Brief: Each record below should be repeated precisely as written.

Data:
-.-.-

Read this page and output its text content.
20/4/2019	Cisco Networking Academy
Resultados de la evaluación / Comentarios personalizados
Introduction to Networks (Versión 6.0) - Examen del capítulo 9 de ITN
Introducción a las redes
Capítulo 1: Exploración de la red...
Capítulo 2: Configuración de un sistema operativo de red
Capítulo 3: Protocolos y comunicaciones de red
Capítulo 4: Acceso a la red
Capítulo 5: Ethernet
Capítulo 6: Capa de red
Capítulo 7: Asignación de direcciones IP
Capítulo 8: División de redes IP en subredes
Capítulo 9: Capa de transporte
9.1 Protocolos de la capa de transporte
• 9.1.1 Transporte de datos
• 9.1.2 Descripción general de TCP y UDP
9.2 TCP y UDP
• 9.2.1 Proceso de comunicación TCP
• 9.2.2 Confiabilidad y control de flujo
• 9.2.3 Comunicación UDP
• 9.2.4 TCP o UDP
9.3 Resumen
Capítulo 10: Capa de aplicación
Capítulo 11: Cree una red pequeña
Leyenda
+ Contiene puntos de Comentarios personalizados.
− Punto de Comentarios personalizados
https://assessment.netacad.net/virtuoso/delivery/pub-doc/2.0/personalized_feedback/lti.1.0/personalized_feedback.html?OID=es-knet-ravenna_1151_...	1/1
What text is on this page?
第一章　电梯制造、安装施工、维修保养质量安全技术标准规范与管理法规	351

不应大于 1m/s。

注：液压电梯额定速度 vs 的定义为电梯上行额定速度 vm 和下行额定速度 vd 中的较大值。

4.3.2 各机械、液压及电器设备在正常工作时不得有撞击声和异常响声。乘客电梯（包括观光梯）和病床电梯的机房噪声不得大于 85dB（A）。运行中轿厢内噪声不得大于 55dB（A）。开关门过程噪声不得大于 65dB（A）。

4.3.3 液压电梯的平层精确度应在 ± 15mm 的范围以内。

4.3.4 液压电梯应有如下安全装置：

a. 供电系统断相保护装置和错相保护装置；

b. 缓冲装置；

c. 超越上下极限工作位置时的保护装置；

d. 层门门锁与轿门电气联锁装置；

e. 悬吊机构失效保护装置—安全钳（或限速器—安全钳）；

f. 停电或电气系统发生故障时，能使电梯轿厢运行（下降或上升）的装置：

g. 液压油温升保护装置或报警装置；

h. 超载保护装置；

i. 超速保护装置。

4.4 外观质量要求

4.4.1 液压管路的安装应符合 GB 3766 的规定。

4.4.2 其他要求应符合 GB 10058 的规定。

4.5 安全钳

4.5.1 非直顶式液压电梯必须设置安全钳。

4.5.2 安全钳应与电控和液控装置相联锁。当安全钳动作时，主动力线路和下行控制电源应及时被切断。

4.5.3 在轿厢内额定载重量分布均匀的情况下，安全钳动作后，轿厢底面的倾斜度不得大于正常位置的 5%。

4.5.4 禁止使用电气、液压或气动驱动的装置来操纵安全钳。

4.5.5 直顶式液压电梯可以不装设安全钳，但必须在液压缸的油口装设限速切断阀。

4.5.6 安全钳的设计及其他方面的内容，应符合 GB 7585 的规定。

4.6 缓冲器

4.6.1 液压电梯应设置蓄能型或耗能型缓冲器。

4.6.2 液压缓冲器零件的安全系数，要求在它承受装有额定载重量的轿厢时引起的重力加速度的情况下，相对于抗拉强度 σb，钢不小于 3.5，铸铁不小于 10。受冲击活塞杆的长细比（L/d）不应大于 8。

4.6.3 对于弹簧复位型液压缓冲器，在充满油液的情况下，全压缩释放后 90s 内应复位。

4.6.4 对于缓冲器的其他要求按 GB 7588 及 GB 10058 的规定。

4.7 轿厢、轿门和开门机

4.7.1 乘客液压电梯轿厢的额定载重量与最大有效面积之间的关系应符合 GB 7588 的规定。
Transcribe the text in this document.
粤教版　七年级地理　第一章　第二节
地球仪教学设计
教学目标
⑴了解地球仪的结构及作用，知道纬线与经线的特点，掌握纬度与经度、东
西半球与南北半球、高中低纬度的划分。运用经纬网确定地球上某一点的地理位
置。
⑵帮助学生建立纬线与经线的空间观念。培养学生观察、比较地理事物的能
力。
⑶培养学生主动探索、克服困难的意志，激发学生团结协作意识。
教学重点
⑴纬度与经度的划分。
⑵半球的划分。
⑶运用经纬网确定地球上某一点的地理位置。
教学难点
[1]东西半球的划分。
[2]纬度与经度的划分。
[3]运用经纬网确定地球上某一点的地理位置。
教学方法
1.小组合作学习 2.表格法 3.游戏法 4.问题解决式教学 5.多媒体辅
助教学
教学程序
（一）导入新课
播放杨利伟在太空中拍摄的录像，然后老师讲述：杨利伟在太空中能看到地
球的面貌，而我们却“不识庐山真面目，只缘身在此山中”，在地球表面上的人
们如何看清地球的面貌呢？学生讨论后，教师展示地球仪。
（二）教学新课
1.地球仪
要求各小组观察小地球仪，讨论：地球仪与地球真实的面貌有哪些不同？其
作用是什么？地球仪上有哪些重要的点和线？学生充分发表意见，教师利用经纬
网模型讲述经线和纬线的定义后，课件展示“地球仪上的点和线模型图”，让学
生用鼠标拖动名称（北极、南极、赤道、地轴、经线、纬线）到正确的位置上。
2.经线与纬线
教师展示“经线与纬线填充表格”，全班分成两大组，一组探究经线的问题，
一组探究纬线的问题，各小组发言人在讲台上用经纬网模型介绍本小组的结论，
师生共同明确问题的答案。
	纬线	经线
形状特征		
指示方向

-.-.-

Output below:
Read this page and output its text content.
20/4/2019	Cisco Networking Academy
Resultados de la evaluación / Comentarios personalizados
Introduction to Networks (Versión 6.0) - Examen del capítulo 9 de ITN
Introducción a las redes
Capítulo 1: Exploración de la red...
Capítulo 2: Configuración de un sistema operativo de red
Capítulo 3: Protocolos y comunicaciones de red
Capítulo 4: Acceso a la red
Capítulo 5: Ethernet
Capítulo 6: Capa de red
Capítulo 7: Asignación de direcciones IP
Capítulo 8: División de redes IP en subredes
Capítulo 9: Capa de transporte
9.1 Protocolos de la capa de transporte
• 9.1.1 Transporte de datos
• 9.1.2 Descripción general de TCP y UDP
9.2 TCP y UDP
• 9.2.1 Proceso de comunicación TCP
• 9.2.2 Confiabilidad y control de flujo
• 9.2.3 Comunicación UDP
• 9.2.4 TCP o UDP
9.3 Resumen
Capítulo 10: Capa de aplicación
Capítulo 11: Cree una red pequeña
Leyenda
+ Contiene puntos de Comentarios personalizados.
− Punto de Comentarios personalizados
https://assessment.netacad.net/virtuoso/delivery/pub-doc/2.0/personalized_feedback/lti.1.0/personalized_feedback.html?OID=es-knet-ravenna_1151_...	1/1
What text is on this page?
第一章　电梯制造、安装施工、维修保养质量安全技术标准规范与管理法规	351

不应大于 1m/s。

注：液压电梯额定速度 vs 的定义为电梯上行额定速度 vm 和下行额定速度 vd 中的较大值。

4.3.2 各机械、液压及电器设备在正常工作时不得有撞击声和异常响声。乘客电梯（包括观光梯）和病床电梯的机房噪声不得大于 85dB（A）。运行中轿厢内噪声不得大于 55dB（A）。开关门过程噪声不得大于 65dB（A）。

4.3.3 液压电梯的平层精确度应在 ± 15mm 的范围以内。

4.3.4 液压电梯应有如下安全装置：

a. 供电系统断相保护装置和错相保护装置；

b. 缓冲装置；

c. 超越上下极限工作位置时的保护装置；

d. 层门门锁与轿门电气联锁装置；

e. 悬吊机构失效保护装置—安全钳（或限速器—安全钳）；

f. 停电或电气系统发生故障时，能使电梯轿厢运行（下降或上升）的装置：

g. 液压油温升保护装置或报警装置；

h. 超载保护装置；

i. 超速保护装置。

4.4 外观质量要求

4.4.1 液压管路的安装应符合 GB 3766 的规定。

4.4.2 其他要求应符合 GB 10058 的规定。

4.5 安全钳

4.5.1 非直顶式液压电梯必须设置安全钳。

4.5.2 安全钳应与电控和液控装置相联锁。当安全钳动作时，主动力线路和下行控制电源应及时被切断。

4.5.3 在轿厢内额定载重量分布均匀的情况下，安全钳动作后，轿厢底面的倾斜度不得大于正常位置的 5%。

4.5.4 禁止使用电气、液压或气动驱动的装置来操纵安全钳。

4.5.5 直顶式液压电梯可以不装设安全钳，但必须在液压缸的油口装设限速切断阀。

4.5.6 安全钳的设计及其他方面的内容，应符合 GB 7585 的规定。

4.6 缓冲器

4.6.1 液压电梯应设置蓄能型或耗能型缓冲器。

4.6.2 液压缓冲器零件的安全系数，要求在它承受装有额定载重量的轿厢时引起的重力加速度的情况下，相对于抗拉强度 σb，钢不小于 3.5，铸铁不小于 10。受冲击活塞杆的长细比（L/d）不应大于 8。

4.6.3 对于弹簧复位型液压缓冲器，在充满油液的情况下，全压缩释放后 90s 内应复位。

4.6.4 对于缓冲器的其他要求按 GB 7588 及 GB 10058 的规定。

4.7 轿厢、轿门和开门机

4.7.1 乘客液压电梯轿厢的额定载重量与最大有效面积之间的关系应符合 GB 7588 的规定。
Transcribe the text in this document.
粤教版　七年级地理　第一章　第二节
地球仪教学设计
教学目标
⑴了解地球仪的结构及作用，知道纬线与经线的特点，掌握纬度与经度、东
西半球与南北半球、高中低纬度的划分。运用经纬网确定地球上某一点的地理位
置。
⑵帮助学生建立纬线与经线的空间观念。培养学生观察、比较地理事物的能
力。
⑶培养学生主动探索、克服困难的意志，激发学生团结协作意识。
教学重点
⑴纬度与经度的划分。
⑵半球的划分。
⑶运用经纬网确定地球上某一点的地理位置。
教学难点
[1]东西半球的划分。
[2]纬度与经度的划分。
[3]运用经纬网确定地球上某一点的地理位置。
教学方法
1.小组合作学习 2.表格法 3.游戏法 4.问题解决式教学 5.多媒体辅
助教学
教学程序
（一）导入新课
播放杨利伟在太空中拍摄的录像，然后老师讲述：杨利伟在太空中能看到地
球的面貌，而我们却“不识庐山真面目，只缘身在此山中”，在地球表面上的人
们如何看清地球的面貌呢？学生讨论后，教师展示地球仪。
（二）教学新课
1.地球仪
要求各小组观察小地球仪，讨论：地球仪与地球真实的面貌有哪些不同？其
作用是什么？地球仪上有哪些重要的点和线？学生充分发表意见，教师利用经纬
网模型讲述经线和纬线的定义后，课件展示“地球仪上的点和线模型图”，让学
生用鼠标拖动名称（北极、南极、赤道、地轴、经线、纬线）到正确的位置上。
2.经线与纬线
教师展示“经线与纬线填充表格”，全班分成两大组，一组探究经线的问题，
一组探究纬线的问题，各小组发言人在讲台上用经纬网模型介绍本小组的结论，
师生共同明确问题的答案。
	纬线	经线
形状特征		
指示方向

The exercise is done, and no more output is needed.